:: Exercise material ::
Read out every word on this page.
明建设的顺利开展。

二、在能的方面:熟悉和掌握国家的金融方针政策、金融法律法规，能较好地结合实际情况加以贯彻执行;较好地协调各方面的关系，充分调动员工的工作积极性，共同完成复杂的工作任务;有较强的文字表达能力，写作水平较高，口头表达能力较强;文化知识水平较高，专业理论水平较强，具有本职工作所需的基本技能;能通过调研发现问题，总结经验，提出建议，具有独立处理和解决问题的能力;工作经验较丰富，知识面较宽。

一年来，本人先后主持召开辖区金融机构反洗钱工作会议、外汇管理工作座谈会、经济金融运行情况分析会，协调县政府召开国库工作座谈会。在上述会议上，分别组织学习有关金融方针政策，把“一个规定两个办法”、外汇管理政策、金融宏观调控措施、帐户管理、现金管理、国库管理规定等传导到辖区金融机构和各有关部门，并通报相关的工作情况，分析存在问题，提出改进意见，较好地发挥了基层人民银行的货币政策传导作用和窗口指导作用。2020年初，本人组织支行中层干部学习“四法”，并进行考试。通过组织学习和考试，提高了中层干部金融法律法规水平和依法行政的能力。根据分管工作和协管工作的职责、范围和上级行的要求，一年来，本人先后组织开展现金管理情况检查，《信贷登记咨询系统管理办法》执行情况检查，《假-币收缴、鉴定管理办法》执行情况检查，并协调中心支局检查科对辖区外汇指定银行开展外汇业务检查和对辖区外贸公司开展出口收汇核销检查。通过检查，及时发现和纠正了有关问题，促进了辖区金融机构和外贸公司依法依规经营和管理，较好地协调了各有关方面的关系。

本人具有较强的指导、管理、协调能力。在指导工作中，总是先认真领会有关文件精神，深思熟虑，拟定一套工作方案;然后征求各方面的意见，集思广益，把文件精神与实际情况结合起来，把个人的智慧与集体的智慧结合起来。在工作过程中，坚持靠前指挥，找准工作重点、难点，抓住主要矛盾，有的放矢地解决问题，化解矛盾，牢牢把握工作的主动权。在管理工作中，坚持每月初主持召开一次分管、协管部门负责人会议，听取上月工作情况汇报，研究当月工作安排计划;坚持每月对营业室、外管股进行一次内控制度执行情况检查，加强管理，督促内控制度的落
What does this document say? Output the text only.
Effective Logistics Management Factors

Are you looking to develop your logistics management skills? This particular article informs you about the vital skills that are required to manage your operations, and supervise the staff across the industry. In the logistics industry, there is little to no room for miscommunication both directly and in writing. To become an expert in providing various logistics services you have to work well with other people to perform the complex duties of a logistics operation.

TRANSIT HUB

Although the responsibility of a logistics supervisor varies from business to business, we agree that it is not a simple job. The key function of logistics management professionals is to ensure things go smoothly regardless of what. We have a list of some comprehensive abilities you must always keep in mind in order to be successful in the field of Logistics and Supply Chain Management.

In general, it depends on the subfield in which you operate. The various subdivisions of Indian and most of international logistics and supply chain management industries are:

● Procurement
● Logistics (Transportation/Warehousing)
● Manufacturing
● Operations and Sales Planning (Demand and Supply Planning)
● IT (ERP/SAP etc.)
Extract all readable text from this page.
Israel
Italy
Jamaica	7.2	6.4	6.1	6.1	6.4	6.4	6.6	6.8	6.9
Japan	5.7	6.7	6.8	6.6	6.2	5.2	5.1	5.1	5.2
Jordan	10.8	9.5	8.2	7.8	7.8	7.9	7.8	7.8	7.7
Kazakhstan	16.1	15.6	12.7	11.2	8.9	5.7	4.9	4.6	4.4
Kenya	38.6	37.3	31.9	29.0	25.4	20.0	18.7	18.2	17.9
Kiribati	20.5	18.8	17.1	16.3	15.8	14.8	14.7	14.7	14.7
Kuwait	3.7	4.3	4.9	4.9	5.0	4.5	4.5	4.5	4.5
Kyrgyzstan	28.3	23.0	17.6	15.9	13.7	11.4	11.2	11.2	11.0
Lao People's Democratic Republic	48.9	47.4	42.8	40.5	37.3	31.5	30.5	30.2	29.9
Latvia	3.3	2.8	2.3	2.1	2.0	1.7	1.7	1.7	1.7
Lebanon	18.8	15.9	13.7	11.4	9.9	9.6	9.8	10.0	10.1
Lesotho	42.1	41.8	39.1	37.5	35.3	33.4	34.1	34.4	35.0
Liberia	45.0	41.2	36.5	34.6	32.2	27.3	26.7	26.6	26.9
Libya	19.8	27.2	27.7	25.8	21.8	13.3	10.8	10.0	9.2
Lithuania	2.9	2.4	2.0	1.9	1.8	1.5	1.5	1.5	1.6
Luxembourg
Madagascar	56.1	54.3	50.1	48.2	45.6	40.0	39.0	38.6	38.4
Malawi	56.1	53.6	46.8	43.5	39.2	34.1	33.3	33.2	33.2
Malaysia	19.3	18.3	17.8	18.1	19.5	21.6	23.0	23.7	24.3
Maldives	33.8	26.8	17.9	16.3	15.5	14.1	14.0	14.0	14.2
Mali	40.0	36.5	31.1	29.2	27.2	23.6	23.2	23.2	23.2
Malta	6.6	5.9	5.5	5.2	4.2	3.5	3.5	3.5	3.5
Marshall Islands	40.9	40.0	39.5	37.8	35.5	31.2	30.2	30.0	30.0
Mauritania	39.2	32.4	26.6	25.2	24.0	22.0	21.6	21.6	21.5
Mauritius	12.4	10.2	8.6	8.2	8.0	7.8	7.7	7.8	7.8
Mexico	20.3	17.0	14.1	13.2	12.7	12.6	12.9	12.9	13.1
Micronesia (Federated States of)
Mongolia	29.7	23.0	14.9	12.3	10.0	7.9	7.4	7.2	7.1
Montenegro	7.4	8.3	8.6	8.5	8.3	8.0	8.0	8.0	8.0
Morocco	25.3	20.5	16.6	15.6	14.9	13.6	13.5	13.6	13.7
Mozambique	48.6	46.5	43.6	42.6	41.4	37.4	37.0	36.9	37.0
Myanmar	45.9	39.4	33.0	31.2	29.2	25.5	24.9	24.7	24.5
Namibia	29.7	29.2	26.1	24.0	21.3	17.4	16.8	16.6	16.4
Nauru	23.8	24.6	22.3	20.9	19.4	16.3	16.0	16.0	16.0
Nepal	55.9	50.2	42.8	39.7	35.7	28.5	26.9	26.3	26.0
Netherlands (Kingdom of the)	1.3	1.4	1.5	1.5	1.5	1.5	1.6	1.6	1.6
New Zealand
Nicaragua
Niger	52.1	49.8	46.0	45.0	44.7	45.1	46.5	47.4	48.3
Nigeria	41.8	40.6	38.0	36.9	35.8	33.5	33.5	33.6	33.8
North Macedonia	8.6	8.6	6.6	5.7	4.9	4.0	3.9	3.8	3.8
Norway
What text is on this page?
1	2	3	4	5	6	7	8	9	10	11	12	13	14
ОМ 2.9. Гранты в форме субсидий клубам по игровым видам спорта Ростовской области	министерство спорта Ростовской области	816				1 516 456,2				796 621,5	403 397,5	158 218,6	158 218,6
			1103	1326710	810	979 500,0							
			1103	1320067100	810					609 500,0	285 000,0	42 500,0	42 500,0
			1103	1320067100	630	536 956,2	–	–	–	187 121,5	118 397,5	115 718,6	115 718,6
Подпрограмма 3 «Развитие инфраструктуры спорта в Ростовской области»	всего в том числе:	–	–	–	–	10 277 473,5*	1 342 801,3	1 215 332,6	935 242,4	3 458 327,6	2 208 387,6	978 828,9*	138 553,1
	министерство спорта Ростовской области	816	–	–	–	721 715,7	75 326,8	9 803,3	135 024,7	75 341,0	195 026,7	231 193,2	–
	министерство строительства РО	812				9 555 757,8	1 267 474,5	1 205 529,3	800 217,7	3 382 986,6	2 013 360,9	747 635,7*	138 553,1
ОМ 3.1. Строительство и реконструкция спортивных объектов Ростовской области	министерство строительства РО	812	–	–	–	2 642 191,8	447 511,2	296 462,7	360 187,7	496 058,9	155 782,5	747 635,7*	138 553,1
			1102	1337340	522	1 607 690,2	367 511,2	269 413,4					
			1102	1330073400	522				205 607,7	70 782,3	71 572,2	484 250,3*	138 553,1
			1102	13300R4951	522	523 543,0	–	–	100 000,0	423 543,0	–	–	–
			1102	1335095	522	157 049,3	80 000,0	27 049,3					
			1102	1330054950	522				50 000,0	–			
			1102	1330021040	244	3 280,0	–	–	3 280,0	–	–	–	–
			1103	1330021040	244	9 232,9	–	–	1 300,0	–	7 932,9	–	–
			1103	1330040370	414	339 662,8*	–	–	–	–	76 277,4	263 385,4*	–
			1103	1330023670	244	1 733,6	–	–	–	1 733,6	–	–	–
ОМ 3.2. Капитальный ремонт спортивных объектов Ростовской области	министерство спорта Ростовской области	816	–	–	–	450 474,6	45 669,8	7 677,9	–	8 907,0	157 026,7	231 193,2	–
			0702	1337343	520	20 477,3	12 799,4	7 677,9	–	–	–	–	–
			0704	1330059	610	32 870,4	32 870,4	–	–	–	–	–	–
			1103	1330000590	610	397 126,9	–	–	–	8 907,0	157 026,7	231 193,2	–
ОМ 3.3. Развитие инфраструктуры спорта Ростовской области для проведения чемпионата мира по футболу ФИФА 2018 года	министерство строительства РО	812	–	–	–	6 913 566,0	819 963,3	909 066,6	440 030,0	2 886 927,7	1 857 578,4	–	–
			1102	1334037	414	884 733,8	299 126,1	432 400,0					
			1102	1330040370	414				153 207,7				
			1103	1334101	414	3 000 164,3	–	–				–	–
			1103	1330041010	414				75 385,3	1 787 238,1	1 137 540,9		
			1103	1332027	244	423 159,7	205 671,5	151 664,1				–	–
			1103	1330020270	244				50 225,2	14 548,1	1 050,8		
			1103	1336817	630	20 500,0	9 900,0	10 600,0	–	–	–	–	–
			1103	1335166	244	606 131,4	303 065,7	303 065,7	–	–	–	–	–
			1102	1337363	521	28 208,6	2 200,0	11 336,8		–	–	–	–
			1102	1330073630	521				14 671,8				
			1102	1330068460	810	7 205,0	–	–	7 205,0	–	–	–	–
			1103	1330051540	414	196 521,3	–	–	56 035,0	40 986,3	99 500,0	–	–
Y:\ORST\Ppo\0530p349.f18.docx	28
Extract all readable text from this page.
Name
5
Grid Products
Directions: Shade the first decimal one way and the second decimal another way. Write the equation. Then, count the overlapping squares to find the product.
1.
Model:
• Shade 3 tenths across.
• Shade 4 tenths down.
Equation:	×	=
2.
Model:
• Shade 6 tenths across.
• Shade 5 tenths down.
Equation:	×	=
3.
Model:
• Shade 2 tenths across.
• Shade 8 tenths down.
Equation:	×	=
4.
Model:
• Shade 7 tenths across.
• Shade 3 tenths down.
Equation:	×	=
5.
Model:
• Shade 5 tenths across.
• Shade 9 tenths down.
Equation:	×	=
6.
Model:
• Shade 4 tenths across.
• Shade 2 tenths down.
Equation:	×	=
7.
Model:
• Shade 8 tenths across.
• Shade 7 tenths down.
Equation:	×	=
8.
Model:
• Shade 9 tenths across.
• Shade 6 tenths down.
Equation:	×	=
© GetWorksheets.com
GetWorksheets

:: Job ::
Copy each line above containing the string "that".

:: Task response ::
Are you looking to develop your logistics management skills? This particular article informs you about the vital skills that are required to manage your operations, and supervise the staff across the industry. In the logistics industry, there is little to no room for miscommunication both directly and in writing. To become an expert in providing various logistics services you have to work well with other people to perform the complex duties of a logistics operation.
Although the responsibility of a logistics supervisor varies from business to business, we agree that it is not a simple job. The key function of logistics management professionals is to ensure things go smoothly regardless of what. We have a list of some comprehensive abilities you must always keep in mind in order to be successful in the field of Logistics and Supply Chain Management.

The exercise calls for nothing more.